→ GIVEN TASK: Find the lines holding the word "JSON" and collect them.

Rows from a dataset:

# # # # #

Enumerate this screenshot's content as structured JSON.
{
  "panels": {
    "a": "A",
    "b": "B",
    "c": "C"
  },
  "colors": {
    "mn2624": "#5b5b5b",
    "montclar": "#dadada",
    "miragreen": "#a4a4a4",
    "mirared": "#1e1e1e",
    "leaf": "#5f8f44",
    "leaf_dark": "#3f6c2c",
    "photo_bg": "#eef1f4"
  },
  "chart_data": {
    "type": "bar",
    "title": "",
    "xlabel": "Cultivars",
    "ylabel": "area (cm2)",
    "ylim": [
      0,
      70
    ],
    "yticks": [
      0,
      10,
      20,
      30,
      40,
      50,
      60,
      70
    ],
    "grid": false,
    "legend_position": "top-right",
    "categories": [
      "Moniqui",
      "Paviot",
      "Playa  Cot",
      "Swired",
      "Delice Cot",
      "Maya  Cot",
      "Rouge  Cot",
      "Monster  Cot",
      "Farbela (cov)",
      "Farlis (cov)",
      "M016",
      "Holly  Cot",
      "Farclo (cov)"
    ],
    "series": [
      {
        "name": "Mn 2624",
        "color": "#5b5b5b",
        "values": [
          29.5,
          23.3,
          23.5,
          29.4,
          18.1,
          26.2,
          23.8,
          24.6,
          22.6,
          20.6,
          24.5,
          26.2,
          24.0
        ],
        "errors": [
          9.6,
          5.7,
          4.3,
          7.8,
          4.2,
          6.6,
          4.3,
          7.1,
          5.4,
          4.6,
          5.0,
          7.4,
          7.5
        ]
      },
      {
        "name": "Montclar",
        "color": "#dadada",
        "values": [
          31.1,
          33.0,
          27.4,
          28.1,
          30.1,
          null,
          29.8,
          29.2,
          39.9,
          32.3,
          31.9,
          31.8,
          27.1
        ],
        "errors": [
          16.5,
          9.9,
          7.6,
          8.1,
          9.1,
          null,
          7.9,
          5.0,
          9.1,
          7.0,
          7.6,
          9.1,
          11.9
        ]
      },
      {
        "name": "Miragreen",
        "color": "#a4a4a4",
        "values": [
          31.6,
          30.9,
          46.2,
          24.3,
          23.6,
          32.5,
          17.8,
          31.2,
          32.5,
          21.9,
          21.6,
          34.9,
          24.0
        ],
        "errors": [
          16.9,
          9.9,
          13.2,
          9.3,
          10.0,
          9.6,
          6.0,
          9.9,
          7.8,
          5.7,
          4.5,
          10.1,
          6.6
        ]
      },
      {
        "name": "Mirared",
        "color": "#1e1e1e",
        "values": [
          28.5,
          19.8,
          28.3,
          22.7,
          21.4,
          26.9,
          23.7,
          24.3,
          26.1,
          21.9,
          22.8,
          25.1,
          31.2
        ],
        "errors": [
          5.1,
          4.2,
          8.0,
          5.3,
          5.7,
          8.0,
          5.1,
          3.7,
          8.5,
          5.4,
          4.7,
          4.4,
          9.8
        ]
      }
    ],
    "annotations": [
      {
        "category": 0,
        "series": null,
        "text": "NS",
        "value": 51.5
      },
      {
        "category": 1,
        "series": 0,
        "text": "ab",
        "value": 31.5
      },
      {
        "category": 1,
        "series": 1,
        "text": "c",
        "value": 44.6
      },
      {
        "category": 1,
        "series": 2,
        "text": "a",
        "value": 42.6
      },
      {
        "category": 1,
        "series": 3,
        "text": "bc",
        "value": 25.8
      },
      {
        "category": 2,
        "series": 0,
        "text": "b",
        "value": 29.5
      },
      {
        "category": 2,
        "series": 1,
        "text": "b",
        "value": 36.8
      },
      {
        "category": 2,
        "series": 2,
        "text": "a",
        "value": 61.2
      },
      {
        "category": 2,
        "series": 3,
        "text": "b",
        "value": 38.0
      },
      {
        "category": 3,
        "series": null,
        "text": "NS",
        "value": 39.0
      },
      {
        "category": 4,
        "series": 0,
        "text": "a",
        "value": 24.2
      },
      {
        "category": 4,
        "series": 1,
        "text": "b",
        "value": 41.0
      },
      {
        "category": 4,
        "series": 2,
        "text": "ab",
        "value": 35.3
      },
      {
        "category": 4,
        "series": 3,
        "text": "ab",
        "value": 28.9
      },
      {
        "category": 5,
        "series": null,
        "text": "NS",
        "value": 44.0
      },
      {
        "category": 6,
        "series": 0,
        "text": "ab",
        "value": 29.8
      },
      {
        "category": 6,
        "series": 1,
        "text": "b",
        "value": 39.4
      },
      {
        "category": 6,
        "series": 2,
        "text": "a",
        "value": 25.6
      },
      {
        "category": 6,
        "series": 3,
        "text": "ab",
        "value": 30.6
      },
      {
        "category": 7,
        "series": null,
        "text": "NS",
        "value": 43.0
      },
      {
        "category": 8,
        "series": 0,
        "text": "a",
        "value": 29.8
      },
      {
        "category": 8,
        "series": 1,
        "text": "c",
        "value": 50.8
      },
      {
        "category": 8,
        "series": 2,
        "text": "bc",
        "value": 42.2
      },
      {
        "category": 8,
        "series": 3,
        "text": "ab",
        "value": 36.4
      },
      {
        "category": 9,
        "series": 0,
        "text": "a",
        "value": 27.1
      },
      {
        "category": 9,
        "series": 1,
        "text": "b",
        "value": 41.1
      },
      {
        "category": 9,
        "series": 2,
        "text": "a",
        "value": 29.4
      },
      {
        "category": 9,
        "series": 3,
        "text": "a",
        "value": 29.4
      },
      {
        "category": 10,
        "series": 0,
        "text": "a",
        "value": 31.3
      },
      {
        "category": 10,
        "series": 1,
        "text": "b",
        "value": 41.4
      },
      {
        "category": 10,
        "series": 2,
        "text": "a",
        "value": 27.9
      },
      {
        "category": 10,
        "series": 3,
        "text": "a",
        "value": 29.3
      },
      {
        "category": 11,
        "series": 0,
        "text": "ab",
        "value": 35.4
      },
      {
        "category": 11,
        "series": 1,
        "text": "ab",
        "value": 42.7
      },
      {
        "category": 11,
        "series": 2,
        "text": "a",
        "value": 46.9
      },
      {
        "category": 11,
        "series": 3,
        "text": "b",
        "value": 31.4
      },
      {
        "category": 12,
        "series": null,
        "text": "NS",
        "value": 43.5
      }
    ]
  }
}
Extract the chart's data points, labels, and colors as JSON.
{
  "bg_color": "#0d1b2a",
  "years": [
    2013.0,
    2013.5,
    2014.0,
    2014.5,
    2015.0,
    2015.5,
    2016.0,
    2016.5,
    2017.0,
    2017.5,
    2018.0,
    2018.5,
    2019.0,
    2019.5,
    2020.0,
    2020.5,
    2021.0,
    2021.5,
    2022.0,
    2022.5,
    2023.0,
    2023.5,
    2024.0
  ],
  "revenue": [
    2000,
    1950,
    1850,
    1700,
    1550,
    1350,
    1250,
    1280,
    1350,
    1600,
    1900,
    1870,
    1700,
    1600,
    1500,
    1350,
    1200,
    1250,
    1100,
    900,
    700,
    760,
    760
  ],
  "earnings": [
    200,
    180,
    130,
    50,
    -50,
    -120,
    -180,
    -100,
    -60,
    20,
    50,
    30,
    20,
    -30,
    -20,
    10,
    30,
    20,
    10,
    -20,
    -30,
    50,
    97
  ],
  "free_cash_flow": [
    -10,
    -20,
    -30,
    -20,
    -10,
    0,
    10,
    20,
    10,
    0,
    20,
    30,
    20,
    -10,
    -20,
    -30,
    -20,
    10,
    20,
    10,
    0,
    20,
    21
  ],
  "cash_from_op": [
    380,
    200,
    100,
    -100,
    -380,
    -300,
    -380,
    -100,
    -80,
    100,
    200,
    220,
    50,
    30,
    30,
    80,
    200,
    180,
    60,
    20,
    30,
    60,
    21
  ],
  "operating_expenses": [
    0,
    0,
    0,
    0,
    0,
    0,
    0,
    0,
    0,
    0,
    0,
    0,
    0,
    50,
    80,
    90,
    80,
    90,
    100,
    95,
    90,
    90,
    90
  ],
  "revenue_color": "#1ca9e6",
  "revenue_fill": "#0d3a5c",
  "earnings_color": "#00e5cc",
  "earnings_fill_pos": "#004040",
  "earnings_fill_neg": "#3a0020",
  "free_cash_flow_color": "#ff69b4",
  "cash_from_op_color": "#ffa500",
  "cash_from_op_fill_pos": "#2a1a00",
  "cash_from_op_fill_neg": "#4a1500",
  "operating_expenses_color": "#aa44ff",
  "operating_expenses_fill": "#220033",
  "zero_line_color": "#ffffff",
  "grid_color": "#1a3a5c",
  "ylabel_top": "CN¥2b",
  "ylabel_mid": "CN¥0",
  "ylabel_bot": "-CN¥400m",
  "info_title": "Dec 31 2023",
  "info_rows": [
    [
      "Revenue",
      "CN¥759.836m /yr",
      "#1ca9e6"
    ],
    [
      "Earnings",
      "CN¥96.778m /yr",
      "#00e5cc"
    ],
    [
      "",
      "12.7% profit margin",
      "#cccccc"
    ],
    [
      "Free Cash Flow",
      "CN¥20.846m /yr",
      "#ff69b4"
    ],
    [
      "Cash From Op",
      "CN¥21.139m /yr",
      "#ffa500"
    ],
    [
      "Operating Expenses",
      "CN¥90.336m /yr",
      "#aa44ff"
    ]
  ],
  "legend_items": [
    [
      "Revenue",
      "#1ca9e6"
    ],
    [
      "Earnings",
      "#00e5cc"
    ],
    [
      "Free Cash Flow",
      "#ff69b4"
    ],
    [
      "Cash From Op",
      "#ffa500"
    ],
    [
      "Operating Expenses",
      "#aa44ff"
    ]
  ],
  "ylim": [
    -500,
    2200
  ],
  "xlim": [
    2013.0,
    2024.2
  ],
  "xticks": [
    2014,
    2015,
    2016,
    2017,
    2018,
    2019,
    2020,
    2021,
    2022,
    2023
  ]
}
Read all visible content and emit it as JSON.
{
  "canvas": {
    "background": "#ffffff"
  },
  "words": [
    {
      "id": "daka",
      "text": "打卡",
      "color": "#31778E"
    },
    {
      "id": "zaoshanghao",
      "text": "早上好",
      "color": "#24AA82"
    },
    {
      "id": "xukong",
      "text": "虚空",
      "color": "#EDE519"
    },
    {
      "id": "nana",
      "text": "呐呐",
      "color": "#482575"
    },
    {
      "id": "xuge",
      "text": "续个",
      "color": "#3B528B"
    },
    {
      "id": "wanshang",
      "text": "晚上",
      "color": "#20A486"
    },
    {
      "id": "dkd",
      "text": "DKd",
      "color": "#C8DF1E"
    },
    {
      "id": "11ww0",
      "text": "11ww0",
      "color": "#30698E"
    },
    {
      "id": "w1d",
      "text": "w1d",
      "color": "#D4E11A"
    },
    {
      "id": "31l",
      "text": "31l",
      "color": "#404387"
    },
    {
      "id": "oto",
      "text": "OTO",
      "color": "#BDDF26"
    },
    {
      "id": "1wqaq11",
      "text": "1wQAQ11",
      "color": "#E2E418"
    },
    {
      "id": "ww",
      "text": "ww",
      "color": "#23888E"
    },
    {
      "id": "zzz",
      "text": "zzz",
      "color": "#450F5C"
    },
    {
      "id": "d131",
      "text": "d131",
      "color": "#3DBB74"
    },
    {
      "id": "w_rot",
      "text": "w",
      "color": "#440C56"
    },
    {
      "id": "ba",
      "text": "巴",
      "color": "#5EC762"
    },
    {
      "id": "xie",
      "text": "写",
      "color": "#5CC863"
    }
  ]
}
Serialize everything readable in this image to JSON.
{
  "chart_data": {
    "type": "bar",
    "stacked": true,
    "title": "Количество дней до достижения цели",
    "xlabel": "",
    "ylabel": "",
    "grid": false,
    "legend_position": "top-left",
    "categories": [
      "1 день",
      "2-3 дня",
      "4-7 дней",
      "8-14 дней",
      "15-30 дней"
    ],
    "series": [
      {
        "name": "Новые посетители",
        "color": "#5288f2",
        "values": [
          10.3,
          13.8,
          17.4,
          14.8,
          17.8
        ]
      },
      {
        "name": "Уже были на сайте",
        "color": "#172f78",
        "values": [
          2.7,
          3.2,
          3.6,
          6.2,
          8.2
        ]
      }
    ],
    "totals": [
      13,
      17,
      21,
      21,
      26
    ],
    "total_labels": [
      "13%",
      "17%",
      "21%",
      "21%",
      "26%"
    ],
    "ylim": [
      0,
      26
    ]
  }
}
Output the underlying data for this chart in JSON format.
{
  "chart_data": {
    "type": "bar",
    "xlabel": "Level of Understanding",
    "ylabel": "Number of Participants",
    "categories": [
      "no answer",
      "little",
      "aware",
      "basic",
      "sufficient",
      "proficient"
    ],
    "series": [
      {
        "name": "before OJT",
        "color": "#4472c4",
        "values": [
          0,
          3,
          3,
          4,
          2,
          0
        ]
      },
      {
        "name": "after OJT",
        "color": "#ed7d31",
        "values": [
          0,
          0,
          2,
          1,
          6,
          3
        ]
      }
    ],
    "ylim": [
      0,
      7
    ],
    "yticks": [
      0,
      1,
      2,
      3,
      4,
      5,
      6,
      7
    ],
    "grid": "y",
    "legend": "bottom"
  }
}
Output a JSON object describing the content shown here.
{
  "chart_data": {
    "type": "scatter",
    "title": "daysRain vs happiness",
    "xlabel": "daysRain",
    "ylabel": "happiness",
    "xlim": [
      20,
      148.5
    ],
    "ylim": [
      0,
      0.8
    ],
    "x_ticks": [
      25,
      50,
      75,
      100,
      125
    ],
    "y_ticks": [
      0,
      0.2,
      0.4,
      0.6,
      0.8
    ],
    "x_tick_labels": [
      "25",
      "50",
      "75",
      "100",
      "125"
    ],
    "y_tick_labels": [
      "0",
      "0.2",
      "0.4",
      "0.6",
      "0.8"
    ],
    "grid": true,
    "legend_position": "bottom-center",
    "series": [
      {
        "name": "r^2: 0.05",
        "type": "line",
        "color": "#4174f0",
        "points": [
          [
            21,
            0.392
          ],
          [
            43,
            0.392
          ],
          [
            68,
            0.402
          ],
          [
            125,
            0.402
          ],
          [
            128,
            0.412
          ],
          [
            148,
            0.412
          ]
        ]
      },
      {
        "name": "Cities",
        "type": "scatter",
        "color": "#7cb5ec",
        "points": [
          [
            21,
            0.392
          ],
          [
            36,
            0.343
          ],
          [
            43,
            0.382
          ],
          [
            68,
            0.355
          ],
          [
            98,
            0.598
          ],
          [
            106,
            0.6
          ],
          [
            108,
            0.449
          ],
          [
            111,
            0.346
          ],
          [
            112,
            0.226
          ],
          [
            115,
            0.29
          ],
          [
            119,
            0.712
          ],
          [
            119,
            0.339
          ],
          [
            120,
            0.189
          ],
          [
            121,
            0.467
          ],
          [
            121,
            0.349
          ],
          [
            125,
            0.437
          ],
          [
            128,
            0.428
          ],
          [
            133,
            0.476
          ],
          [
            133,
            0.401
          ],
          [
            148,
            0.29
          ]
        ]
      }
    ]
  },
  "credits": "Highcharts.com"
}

# # # # #

→ OUTPUT BELOW:
Enumerate this screenshot's content as structured JSON.
Extract the chart's data points, labels, and colors as JSON.
Read all visible content and emit it as JSON.
Serialize everything readable in this image to JSON.
Output the underlying data for this chart in JSON format.
Output a JSON object describing the content shown here.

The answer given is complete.